» Exercise objective:
Return the listing below verbatim. Pictures do not belong in the copy.

Dataset items
***
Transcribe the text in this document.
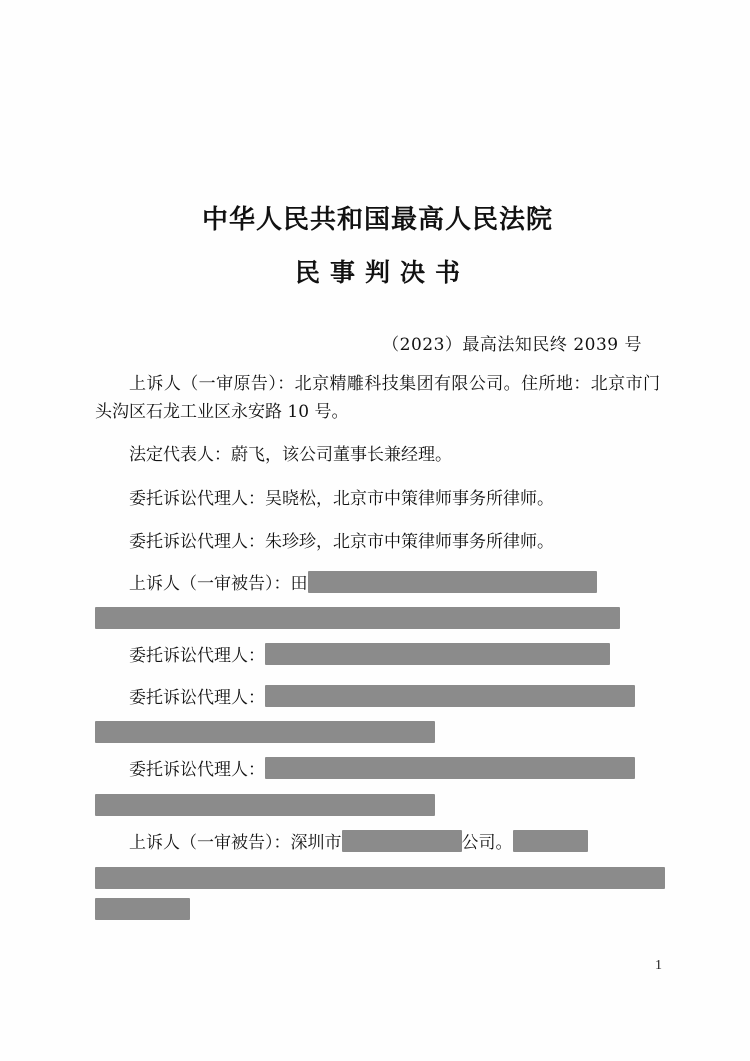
中华人民共和国最高人民法院
民事判决书
（2023）最高法知民终 2039 号
上诉人（一审原告）：北京精雕科技集团有限公司。住所地：北京市门头沟区石龙工业区永安路 10 号。
法定代表人：蔚飞，该公司董事长兼经理。
委托诉讼代理人：吴晓松，北京市中策律师事务所律师。
委托诉讼代理人：朱珍珍，北京市中策律师事务所律师。
上诉人（一审被告）：田
委托诉讼代理人：
委托诉讼代理人：
委托诉讼代理人：
上诉人（一审被告）：深圳市	公司。
1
***
» Written answer:
Transcribe the text in this document.
中华人民共和国最高人民法院
民事判决书
（2023）最高法知民终 2039 号
上诉人（一审原告）：北京精雕科技集团有限公司。住所地：北京市门头沟区石龙工业区永安路 10 号。
法定代表人：蔚飞，该公司董事长兼经理。
委托诉讼代理人：吴晓松，北京市中策律师事务所律师。
委托诉讼代理人：朱珍珍，北京市中策律师事务所律师。
上诉人（一审被告）：田
委托诉讼代理人：
委托诉讼代理人：
委托诉讼代理人：
上诉人（一审被告）：深圳市	公司。
1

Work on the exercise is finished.